** Start Text provided **
STRANGEST
BEDFELLOWS EVER IN BIGGEST BRAWL IN D.C. It's GOP and Dems vs. GOP and Dems in 9/11-Saudi showdown, by
Garth Kant, 4/24/16, WND
WASHINGTON – The biggest
fight in Washington right now is over a bill that would allow families of 9/11
victims to sue Saudi Arabia, and it is unlike any other political battle in
memory in at least one unique and dramatic way.
It pits the strangest of
bedfellows against each other, with a combination of Republicans and Democrats
on either side. Among Democrats
supporting the bill are presidential candidates Hillary Clinton and Bernie
Sanders, and Sens. Harry Reid and Chuck Schumer. They are joined by such
Republicans as presidential candidate Sens. Ted Cruz, John Cornyn and former
Rep. Michele Bachmann.
Among those opposing the
bill are President Obama and Republicans including House Speaker Rep. Paul
Ryan, Sens. John McCain, Lindsey Graham, and Intelligence Committee chair
Richard Burr.
As it happens, President
Obama arrived in Saudi Arabia Wednesday for a 24-hour visit, but one highly
controversial topic unlikely to come up is key related issue: whether to
finally release 28 pages of classified documents from the 9/11 Commission
report that many strongly suspect implicate the kingdom’s government in helping
plan and execute the Sept. 11, 2001, attacks on America.
One reason is that Obama
apparently hasn’t even read those pages, telling CBS News on Monday, “I have a
sense of what’s in there.”
Someone who has read the
entire report is Bachmann, who also served on the House Intelligence Committee.
She told WND she viewed the documents in the classified setting.
Bachmann cannot comment
on what is in the still-classified 28 pages, but what she did say could explain
why the information has not been made public by Obama, and before him,
President George W, Bush.
“Established Saudi
involvement backing the terrorist act would profoundly alter the geopolitical
world stage,” she told WND.
That points to what is
likely the strongest reason for Obama not to bring up the 28 pages during a
visit in which he hopes to patch relations. Discussing possible Saudi
complicity in the deadliest attack on American soil would not be the message
the president wants to deliver to a regime observers says is livid over his nuclear
deal with Iran, which the kingdom believes poses an existential threat.
The Saudis were also
said to be furious with Obama over his recent comment that they and the
Iranians should “share the neighborhood.”
Additionally, the Saudis
are fuming over the bill that would allow Americans to sue the regime,
threatening to withdraw $750 billion in assets in America if it becomes law.
Obama has vowed to veto
the bill if it is passed, but he is opposed by virtually every other Democratic
leader and senator. The president has said it could expose Americans to
lawsuits abroad and damage relations with the Saudis. Bill-sponsor Cornyn disagreed,
saying, “This is really narrow provision, which only has to do with terrorist
attacks on our own soil.”
** End Text provided **
** Start Records provided **
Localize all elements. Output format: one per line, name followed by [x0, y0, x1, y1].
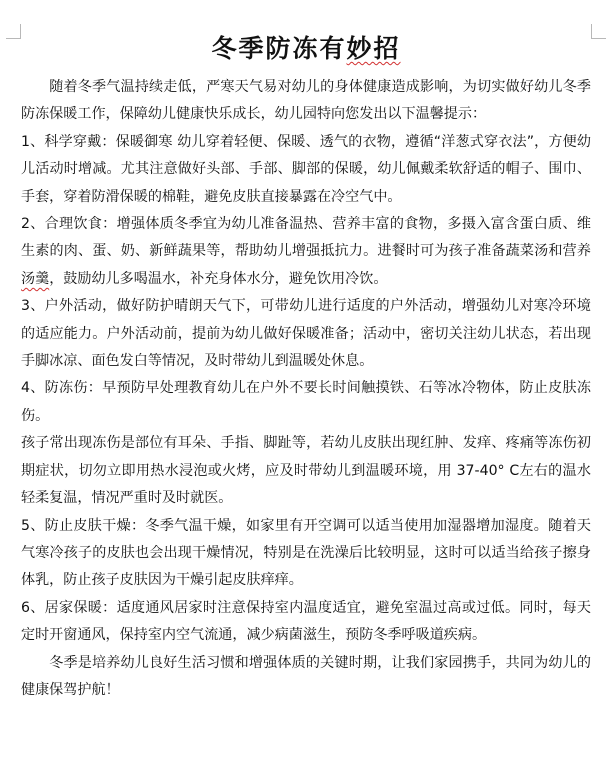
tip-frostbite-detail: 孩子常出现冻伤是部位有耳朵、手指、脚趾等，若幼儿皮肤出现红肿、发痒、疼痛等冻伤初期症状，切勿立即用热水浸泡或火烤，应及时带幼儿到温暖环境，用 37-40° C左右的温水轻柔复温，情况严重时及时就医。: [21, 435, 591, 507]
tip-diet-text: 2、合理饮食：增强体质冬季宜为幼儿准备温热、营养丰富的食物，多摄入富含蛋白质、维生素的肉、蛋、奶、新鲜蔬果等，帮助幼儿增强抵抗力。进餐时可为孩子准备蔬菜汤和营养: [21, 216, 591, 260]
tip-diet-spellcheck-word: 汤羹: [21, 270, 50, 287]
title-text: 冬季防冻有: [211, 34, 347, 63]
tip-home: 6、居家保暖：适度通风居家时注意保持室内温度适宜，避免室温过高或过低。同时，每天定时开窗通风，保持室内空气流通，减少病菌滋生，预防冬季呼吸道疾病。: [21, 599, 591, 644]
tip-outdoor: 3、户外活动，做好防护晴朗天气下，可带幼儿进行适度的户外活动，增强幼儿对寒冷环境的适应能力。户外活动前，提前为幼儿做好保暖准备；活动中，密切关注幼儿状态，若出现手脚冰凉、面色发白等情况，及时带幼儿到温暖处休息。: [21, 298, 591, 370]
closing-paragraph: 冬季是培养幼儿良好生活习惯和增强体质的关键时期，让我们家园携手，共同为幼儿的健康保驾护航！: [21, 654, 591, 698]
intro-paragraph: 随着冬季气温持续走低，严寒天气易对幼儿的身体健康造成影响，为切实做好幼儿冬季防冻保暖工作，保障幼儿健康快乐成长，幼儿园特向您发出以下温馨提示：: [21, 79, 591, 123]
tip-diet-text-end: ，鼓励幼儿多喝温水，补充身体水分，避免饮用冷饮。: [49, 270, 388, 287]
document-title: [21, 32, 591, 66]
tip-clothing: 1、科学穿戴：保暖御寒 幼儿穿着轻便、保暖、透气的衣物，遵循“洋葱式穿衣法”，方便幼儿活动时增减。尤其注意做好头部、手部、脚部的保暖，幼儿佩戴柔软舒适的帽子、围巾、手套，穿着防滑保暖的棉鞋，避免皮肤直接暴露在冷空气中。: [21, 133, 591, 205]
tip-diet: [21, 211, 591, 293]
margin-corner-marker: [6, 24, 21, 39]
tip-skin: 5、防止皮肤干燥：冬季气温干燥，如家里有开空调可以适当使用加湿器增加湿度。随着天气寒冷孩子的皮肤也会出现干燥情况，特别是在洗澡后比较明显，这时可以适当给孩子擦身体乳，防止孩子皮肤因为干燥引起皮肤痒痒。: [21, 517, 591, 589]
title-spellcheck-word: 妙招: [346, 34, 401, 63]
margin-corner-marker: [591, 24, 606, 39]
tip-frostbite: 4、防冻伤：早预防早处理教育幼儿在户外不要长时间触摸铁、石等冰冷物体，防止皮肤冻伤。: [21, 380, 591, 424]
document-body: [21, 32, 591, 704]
** End Records provided **
** Start Records provided **
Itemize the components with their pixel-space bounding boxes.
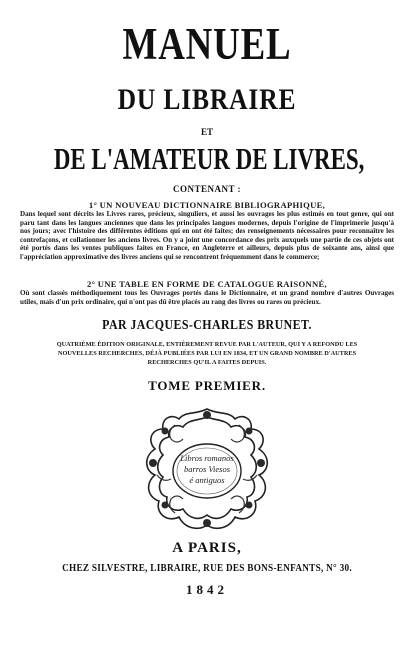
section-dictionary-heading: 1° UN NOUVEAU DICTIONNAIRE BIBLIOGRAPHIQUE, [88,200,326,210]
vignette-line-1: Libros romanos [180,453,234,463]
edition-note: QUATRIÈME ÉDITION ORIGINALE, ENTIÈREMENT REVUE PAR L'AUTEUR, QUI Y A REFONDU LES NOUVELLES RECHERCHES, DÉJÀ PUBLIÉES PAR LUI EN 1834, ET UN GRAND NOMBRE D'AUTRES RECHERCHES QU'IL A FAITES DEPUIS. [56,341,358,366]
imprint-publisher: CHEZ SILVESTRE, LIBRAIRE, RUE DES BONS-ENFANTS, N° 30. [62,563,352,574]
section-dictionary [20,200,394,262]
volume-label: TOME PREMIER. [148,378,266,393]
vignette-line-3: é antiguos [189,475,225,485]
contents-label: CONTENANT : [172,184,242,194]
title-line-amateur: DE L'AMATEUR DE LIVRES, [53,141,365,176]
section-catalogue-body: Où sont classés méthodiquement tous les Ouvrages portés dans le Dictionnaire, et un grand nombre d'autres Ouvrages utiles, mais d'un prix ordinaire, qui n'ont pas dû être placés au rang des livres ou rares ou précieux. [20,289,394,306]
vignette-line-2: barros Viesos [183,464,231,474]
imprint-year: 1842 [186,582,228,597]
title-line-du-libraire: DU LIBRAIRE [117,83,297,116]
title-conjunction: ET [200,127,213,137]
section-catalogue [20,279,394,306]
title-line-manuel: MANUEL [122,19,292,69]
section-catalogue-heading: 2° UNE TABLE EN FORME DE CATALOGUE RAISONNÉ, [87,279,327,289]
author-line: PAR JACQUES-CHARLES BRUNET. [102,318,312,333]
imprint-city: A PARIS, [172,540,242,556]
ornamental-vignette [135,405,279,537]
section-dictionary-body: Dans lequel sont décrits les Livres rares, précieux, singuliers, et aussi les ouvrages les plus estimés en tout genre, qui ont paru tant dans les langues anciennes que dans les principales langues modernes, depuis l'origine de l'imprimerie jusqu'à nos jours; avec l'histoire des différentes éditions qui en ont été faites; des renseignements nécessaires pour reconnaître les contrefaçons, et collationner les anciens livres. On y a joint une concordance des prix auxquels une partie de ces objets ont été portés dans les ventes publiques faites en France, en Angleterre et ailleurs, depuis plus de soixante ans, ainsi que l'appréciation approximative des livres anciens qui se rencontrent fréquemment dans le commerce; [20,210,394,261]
** End Records provided **
** Start Records provided **
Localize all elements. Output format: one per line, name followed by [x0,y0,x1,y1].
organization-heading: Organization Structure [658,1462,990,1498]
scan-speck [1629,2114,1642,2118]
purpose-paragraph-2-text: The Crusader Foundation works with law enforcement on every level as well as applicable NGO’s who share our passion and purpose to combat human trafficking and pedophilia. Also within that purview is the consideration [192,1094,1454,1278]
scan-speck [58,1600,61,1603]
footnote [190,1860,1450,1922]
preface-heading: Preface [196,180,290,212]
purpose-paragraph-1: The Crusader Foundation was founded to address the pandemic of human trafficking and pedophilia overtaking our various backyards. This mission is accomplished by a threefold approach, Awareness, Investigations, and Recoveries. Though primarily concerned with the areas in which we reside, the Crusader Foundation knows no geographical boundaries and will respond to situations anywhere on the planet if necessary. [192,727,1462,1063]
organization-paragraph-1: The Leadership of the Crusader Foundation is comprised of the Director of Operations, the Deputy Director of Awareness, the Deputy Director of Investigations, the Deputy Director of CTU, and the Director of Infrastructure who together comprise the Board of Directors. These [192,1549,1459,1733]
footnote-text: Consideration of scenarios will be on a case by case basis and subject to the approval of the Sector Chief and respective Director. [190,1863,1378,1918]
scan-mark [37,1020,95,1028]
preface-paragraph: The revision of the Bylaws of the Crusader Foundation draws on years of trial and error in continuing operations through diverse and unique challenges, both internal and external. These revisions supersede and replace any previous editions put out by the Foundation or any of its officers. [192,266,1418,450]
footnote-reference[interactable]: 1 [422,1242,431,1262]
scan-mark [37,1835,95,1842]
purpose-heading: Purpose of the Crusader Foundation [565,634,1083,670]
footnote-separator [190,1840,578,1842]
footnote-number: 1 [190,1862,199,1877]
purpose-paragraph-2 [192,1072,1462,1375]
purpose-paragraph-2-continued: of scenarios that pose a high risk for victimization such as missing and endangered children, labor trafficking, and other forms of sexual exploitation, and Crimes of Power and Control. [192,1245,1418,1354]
** End Records provided **
Exercise set:
1. In the records, return the lines starting with the one that contains "435, 591, 507]" and going on through the one that contains "216, 591, 260]", with both of those lines included.
2. Resume the article on the fight over the 9/11 lawsuit bill against Saudi Arabia, picking up after its final sentence.
The article and the records have no connection to each other.

The responses:
1.
tip-frostbite-detail: 孩子常出现冻伤是部位有耳朵、手指、脚趾等，若幼儿皮肤出现红肿、发痒、疼痛等冻伤初期症状，切勿立即用热水浸泡或火烤，应及时带幼儿到温暖环境，用 37-40° C左右的温水轻柔复温，情况严重时及时就医。: [21, 435, 591, 507]
tip-diet-text: 2、合理饮食：增强体质冬季宜为幼儿准备温热、营养丰富的食物，多摄入富含蛋白质、维生素的肉、蛋、奶、新鲜蔬果等，帮助幼儿增强抵抗力。进餐时可为孩子准备蔬菜汤和营养: [21, 216, 591, 260]

2.
Relatives of 9/11
victims wrote Obama to say they were “greatly distressed” by his opposition to
the bill. They also urged him to release the 28 redacted pages from the 9/11
Commission report. Reid and many other Democrats, including ones who served on
the 9/11 Commission, also support the release.
Knowing that Bachmann
could not divulge what she has read in the report, WND asked her what U.S. policy
should be if the Saudis were eventually implicated in the 9/11 attacks.
“If an aggressor nation
backed an unprovoked act of war against America or our citizens, the United
States must respond in such a way that the aggressor nation, or terror actors
will think twice about trying the acts again,” she replied.
“The point is to make
the perpetrator regret their actions and then disable the enemies ability to
strike again. The U.S. should not announce its plan; it should act forcefully
with every means at our disposal, financial, diplomatic, militarily, with or
without our allies. That is what a sane superpower seeking to continue its
survival would do.”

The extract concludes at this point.